Your objective:
Give back the full listing verbatim, apart from its images.

Records for the exercise:
_ _ _
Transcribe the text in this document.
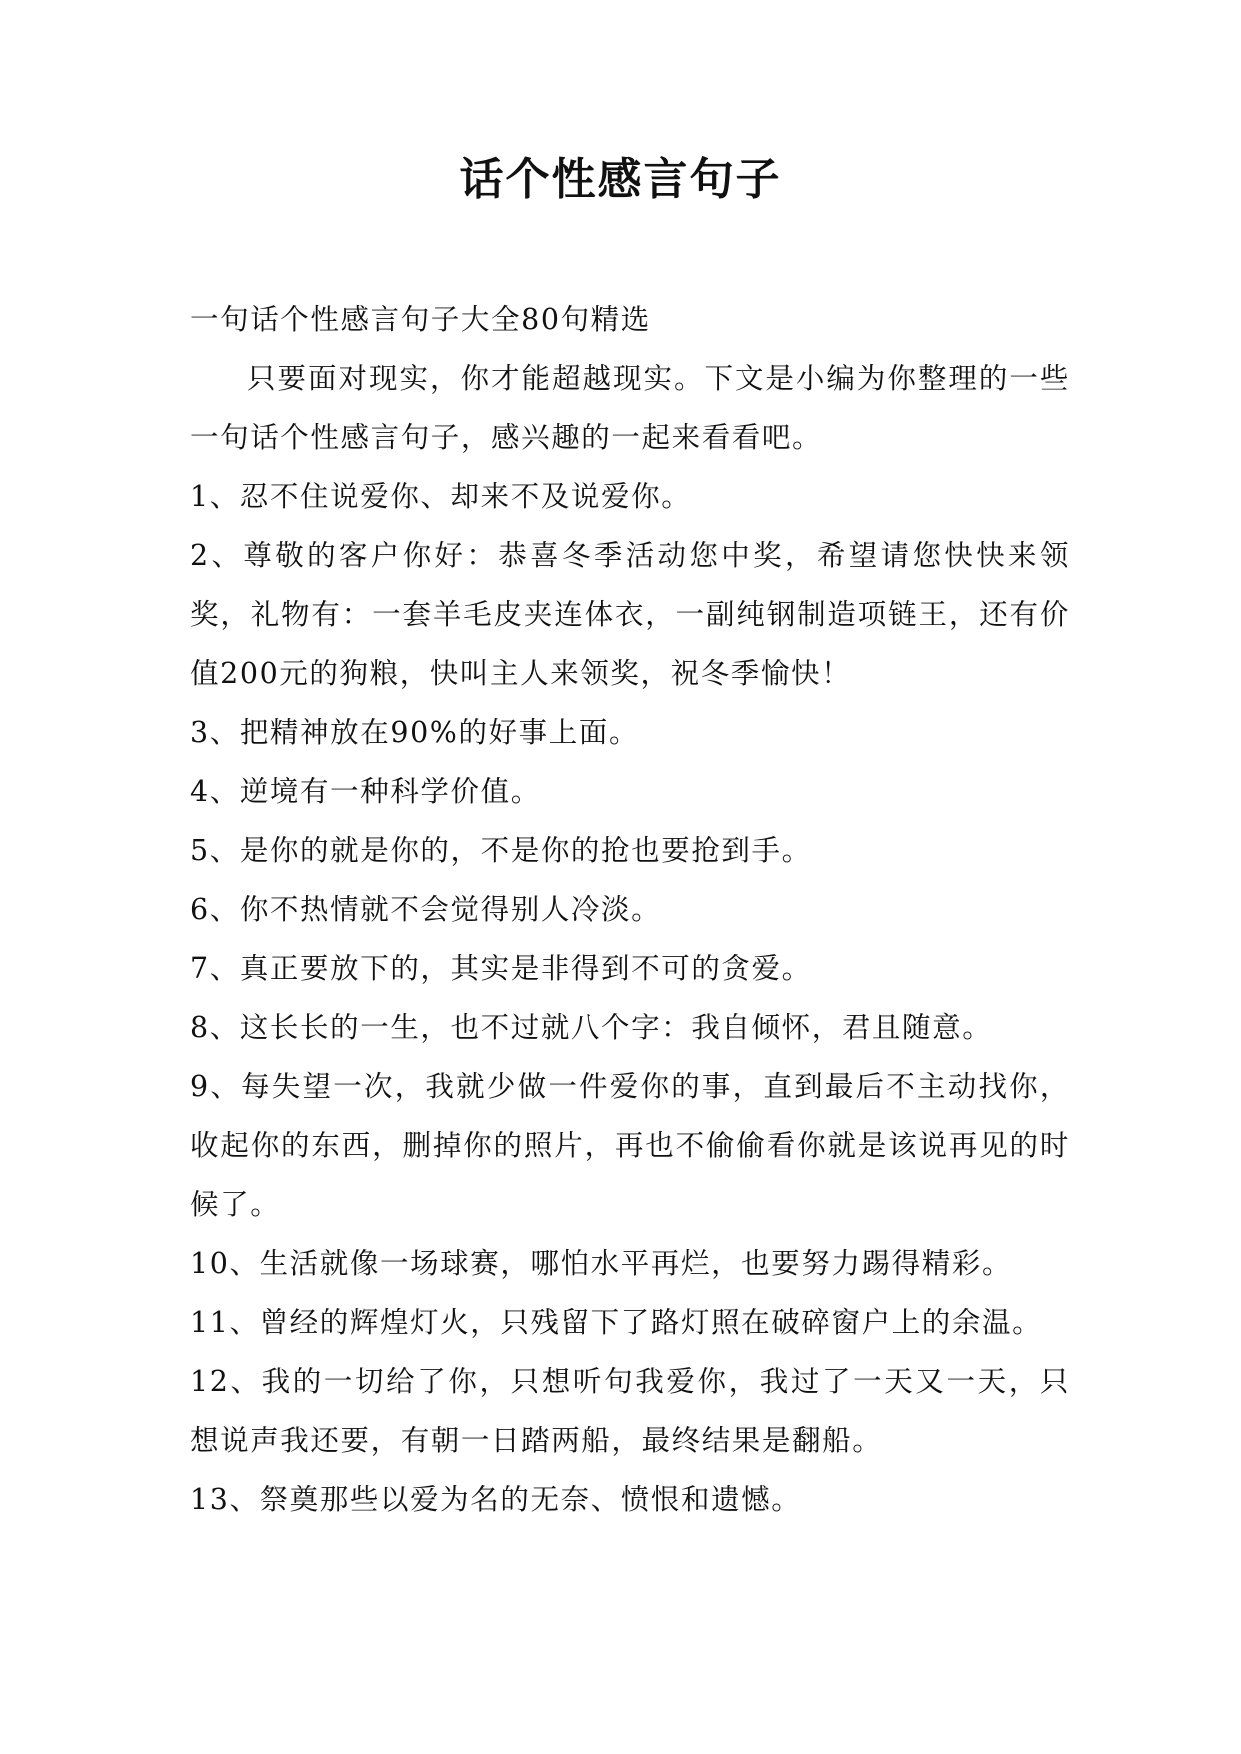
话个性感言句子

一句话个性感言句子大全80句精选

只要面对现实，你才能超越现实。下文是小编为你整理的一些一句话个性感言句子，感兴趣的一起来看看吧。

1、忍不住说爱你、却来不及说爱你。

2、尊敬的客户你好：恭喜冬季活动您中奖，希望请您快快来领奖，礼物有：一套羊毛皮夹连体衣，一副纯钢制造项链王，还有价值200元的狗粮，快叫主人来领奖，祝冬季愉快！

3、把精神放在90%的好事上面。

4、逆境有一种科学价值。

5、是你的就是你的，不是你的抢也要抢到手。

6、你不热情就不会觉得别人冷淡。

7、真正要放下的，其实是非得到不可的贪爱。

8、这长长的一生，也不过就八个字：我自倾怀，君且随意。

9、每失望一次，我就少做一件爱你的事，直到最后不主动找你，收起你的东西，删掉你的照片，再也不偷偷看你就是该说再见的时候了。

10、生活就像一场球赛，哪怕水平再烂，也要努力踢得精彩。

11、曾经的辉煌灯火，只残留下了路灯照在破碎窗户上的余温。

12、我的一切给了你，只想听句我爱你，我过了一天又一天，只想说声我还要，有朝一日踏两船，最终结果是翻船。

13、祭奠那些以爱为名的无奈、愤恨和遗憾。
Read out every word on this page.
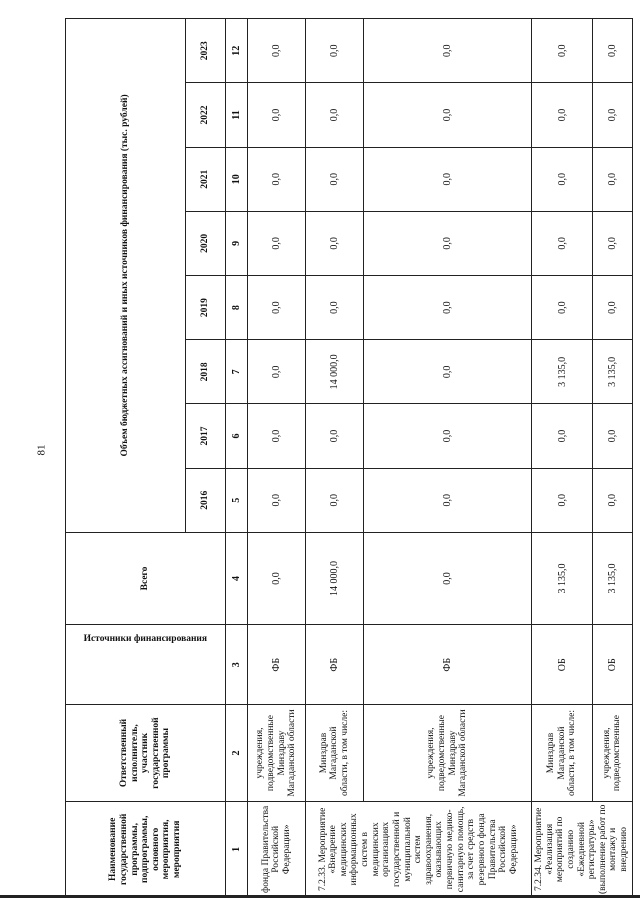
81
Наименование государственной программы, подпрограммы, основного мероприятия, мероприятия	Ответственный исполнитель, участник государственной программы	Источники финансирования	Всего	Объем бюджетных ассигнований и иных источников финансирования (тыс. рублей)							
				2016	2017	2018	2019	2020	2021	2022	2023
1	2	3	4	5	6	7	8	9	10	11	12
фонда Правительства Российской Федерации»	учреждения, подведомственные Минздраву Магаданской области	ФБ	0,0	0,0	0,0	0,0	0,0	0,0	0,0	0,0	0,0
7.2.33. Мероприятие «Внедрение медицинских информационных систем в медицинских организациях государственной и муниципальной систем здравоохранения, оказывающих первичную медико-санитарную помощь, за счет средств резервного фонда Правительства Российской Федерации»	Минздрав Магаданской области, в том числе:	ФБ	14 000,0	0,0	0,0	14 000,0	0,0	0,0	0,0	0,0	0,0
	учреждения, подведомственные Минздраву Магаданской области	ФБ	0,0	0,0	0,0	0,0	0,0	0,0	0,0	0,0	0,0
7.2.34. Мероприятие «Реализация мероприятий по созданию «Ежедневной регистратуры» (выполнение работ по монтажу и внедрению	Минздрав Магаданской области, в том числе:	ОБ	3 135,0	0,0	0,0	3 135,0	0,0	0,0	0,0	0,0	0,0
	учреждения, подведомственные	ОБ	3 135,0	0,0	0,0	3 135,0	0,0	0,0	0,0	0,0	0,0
_ _ _
Result of the exercise:
Transcribe the text in this document.
话个性感言句子

一句话个性感言句子大全80句精选

只要面对现实，你才能超越现实。下文是小编为你整理的一些一句话个性感言句子，感兴趣的一起来看看吧。

1、忍不住说爱你、却来不及说爱你。

2、尊敬的客户你好：恭喜冬季活动您中奖，希望请您快快来领奖，礼物有：一套羊毛皮夹连体衣，一副纯钢制造项链王，还有价值200元的狗粮，快叫主人来领奖，祝冬季愉快！

3、把精神放在90%的好事上面。

4、逆境有一种科学价值。

5、是你的就是你的，不是你的抢也要抢到手。

6、你不热情就不会觉得别人冷淡。

7、真正要放下的，其实是非得到不可的贪爱。

8、这长长的一生，也不过就八个字：我自倾怀，君且随意。

9、每失望一次，我就少做一件爱你的事，直到最后不主动找你，收起你的东西，删掉你的照片，再也不偷偷看你就是该说再见的时候了。

10、生活就像一场球赛，哪怕水平再烂，也要努力踢得精彩。

11、曾经的辉煌灯火，只残留下了路灯照在破碎窗户上的余温。

12、我的一切给了你，只想听句我爱你，我过了一天又一天，只想说声我还要，有朝一日踏两船，最终结果是翻船。

13、祭奠那些以爱为名的无奈、愤恨和遗憾。
Read out every word on this page.
81
Наименование государственной программы, подпрограммы, основного мероприятия, мероприятия	Ответственный исполнитель, участник государственной программы	Источники финансирования	Всего	Объем бюджетных ассигнований и иных источников финансирования (тыс. рублей)							
				2016	2017	2018	2019	2020	2021	2022	2023
1	2	3	4	5	6	7	8	9	10	11	12
фонда Правительства Российской Федерации»	учреждения, подведомственные Минздраву Магаданской области	ФБ	0,0	0,0	0,0	0,0	0,0	0,0	0,0	0,0	0,0
7.2.33. Мероприятие «Внедрение медицинских информационных систем в медицинских организациях государственной и муниципальной систем здравоохранения, оказывающих первичную медико-санитарную помощь, за счет средств резервного фонда Правительства Российской Федерации»	Минздрав Магаданской области, в том числе:	ФБ	14 000,0	0,0	0,0	14 000,0	0,0	0,0	0,0	0,0	0,0
	учреждения, подведомственные Минздраву Магаданской области	ФБ	0,0	0,0	0,0	0,0	0,0	0,0	0,0	0,0	0,0
7.2.34. Мероприятие «Реализация мероприятий по созданию «Ежедневной регистратуры» (выполнение работ по монтажу и внедрению	Минздрав Магаданской области, в том числе:	ОБ	3 135,0	0,0	0,0	3 135,0	0,0	0,0	0,0	0,0	0,0
	учреждения, подведомственные	ОБ	3 135,0	0,0	0,0	3 135,0	0,0	0,0	0,0	0,0	0,0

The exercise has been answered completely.